## EXERCISE OBJECTIVE
Reproduce the lines below word for word, changing nothing.

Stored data
---------------

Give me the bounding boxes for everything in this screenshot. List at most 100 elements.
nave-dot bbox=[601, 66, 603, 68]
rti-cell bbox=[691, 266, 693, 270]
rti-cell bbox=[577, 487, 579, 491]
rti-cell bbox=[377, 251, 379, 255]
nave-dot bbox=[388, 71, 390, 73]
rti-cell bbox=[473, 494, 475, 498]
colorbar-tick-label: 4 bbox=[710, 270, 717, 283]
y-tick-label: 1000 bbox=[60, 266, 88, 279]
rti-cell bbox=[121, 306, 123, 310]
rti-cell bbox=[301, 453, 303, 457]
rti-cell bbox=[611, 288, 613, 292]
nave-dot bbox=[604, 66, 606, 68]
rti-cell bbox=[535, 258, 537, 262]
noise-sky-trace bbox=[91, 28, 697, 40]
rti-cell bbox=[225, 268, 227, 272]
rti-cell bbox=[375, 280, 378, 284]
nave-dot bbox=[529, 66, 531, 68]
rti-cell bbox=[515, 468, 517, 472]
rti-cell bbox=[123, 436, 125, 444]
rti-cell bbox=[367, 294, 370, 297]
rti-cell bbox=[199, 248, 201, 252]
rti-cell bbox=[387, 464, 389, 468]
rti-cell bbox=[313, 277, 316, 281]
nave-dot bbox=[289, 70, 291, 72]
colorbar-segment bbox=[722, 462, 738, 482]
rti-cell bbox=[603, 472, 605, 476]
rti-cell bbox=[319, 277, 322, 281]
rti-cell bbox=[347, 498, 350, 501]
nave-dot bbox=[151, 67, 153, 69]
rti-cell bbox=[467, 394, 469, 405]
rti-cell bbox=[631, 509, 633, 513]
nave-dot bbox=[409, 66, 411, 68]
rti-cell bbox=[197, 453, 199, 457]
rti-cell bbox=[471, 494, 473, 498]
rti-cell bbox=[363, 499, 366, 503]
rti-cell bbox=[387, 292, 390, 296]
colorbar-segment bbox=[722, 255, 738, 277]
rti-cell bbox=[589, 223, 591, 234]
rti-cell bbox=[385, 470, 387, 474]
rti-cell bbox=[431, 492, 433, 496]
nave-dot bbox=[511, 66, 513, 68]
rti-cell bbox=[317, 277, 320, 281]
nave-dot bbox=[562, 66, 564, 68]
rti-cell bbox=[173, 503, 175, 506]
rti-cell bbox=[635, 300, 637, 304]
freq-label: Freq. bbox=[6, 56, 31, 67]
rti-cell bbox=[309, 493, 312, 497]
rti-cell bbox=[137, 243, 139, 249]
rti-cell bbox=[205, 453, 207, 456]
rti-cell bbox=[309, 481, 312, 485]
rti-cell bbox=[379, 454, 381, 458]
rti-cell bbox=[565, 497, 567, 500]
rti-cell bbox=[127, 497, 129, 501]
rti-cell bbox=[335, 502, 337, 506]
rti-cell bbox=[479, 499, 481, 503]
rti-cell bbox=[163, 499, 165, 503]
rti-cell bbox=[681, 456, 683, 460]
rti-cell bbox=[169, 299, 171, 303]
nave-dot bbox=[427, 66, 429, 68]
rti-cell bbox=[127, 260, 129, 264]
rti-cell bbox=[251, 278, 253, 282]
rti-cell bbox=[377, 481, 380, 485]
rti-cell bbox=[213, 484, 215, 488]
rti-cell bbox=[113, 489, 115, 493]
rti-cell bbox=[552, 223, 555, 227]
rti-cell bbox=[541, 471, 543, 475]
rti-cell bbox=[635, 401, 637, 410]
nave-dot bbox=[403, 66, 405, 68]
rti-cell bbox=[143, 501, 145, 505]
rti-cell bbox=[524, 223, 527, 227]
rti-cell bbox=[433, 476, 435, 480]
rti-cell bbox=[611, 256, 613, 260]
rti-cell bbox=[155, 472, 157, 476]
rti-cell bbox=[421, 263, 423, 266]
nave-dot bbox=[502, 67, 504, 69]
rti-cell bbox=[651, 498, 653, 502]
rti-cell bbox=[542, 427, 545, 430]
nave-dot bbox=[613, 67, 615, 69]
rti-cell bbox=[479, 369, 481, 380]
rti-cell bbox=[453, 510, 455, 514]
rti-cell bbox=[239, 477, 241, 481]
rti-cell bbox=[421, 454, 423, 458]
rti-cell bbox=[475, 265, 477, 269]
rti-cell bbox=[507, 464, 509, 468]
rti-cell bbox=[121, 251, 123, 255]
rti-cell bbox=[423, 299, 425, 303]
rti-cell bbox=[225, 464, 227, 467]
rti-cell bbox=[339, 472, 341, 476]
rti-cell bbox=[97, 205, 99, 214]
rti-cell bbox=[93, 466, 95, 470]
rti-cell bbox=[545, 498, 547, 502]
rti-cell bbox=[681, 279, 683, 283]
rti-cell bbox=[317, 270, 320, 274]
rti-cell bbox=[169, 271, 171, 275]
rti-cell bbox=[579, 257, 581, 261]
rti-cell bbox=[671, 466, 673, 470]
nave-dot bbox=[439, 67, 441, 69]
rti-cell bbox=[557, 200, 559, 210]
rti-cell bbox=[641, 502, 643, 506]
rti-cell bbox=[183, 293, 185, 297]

---------------

## WRITTEN SOLUTION
Give me the bounding boxes for everything in this screenshot. List at most 100 elements.
nave-dot bbox=[601, 66, 603, 68]
rti-cell bbox=[691, 266, 693, 270]
rti-cell bbox=[577, 487, 579, 491]
rti-cell bbox=[377, 251, 379, 255]
nave-dot bbox=[388, 71, 390, 73]
rti-cell bbox=[473, 494, 475, 498]
colorbar-tick-label: 4 bbox=[710, 270, 717, 283]
y-tick-label: 1000 bbox=[60, 266, 88, 279]
rti-cell bbox=[121, 306, 123, 310]
rti-cell bbox=[301, 453, 303, 457]
rti-cell bbox=[611, 288, 613, 292]
nave-dot bbox=[604, 66, 606, 68]
rti-cell bbox=[535, 258, 537, 262]
noise-sky-trace bbox=[91, 28, 697, 40]
rti-cell bbox=[225, 268, 227, 272]
rti-cell bbox=[375, 280, 378, 284]
nave-dot bbox=[529, 66, 531, 68]
rti-cell bbox=[515, 468, 517, 472]
rti-cell bbox=[123, 436, 125, 444]
rti-cell bbox=[367, 294, 370, 297]
rti-cell bbox=[199, 248, 201, 252]
rti-cell bbox=[387, 464, 389, 468]
rti-cell bbox=[313, 277, 316, 281]
nave-dot bbox=[289, 70, 291, 72]
colorbar-segment bbox=[722, 462, 738, 482]
rti-cell bbox=[603, 472, 605, 476]
rti-cell bbox=[319, 277, 322, 281]
rti-cell bbox=[347, 498, 350, 501]
nave-dot bbox=[151, 67, 153, 69]
rti-cell bbox=[467, 394, 469, 405]
rti-cell bbox=[631, 509, 633, 513]
nave-dot bbox=[409, 66, 411, 68]
rti-cell bbox=[197, 453, 199, 457]
rti-cell bbox=[471, 494, 473, 498]
rti-cell bbox=[363, 499, 366, 503]
rti-cell bbox=[387, 292, 390, 296]
colorbar-segment bbox=[722, 255, 738, 277]
rti-cell bbox=[589, 223, 591, 234]
rti-cell bbox=[385, 470, 387, 474]
rti-cell bbox=[431, 492, 433, 496]
nave-dot bbox=[511, 66, 513, 68]
rti-cell bbox=[317, 277, 320, 281]
nave-dot bbox=[562, 66, 564, 68]
rti-cell bbox=[173, 503, 175, 506]
rti-cell bbox=[635, 300, 637, 304]
freq-label: Freq. bbox=[6, 56, 31, 67]
rti-cell bbox=[309, 493, 312, 497]
rti-cell bbox=[137, 243, 139, 249]
rti-cell bbox=[205, 453, 207, 456]
rti-cell bbox=[309, 481, 312, 485]
rti-cell bbox=[379, 454, 381, 458]
rti-cell bbox=[565, 497, 567, 500]
rti-cell bbox=[127, 497, 129, 501]
rti-cell bbox=[335, 502, 337, 506]
rti-cell bbox=[479, 499, 481, 503]
rti-cell bbox=[163, 499, 165, 503]
rti-cell bbox=[681, 456, 683, 460]
rti-cell bbox=[169, 299, 171, 303]
nave-dot bbox=[427, 66, 429, 68]
rti-cell bbox=[127, 260, 129, 264]
rti-cell bbox=[251, 278, 253, 282]
rti-cell bbox=[377, 481, 380, 485]
rti-cell bbox=[213, 484, 215, 488]
rti-cell bbox=[113, 489, 115, 493]
rti-cell bbox=[552, 223, 555, 227]
rti-cell bbox=[541, 471, 543, 475]
rti-cell bbox=[635, 401, 637, 410]
nave-dot bbox=[403, 66, 405, 68]
rti-cell bbox=[143, 501, 145, 505]
rti-cell bbox=[524, 223, 527, 227]
rti-cell bbox=[433, 476, 435, 480]
rti-cell bbox=[611, 256, 613, 260]
rti-cell bbox=[155, 472, 157, 476]
rti-cell bbox=[421, 263, 423, 266]
nave-dot bbox=[502, 67, 504, 69]
rti-cell bbox=[651, 498, 653, 502]
rti-cell bbox=[542, 427, 545, 430]
nave-dot bbox=[613, 67, 615, 69]
rti-cell bbox=[479, 369, 481, 380]
rti-cell bbox=[453, 510, 455, 514]
rti-cell bbox=[239, 477, 241, 481]
rti-cell bbox=[421, 454, 423, 458]
rti-cell bbox=[475, 265, 477, 269]
rti-cell bbox=[507, 464, 509, 468]
rti-cell bbox=[121, 251, 123, 255]
rti-cell bbox=[423, 299, 425, 303]
rti-cell bbox=[225, 464, 227, 467]
rti-cell bbox=[339, 472, 341, 476]
rti-cell bbox=[97, 205, 99, 214]
rti-cell bbox=[93, 466, 95, 470]
rti-cell bbox=[545, 498, 547, 502]
rti-cell bbox=[681, 279, 683, 283]
rti-cell bbox=[317, 270, 320, 274]
rti-cell bbox=[169, 271, 171, 275]
rti-cell bbox=[579, 257, 581, 261]
rti-cell bbox=[671, 466, 673, 470]
nave-dot bbox=[439, 67, 441, 69]
rti-cell bbox=[557, 200, 559, 210]
rti-cell bbox=[641, 502, 643, 506]
rti-cell bbox=[183, 293, 185, 297]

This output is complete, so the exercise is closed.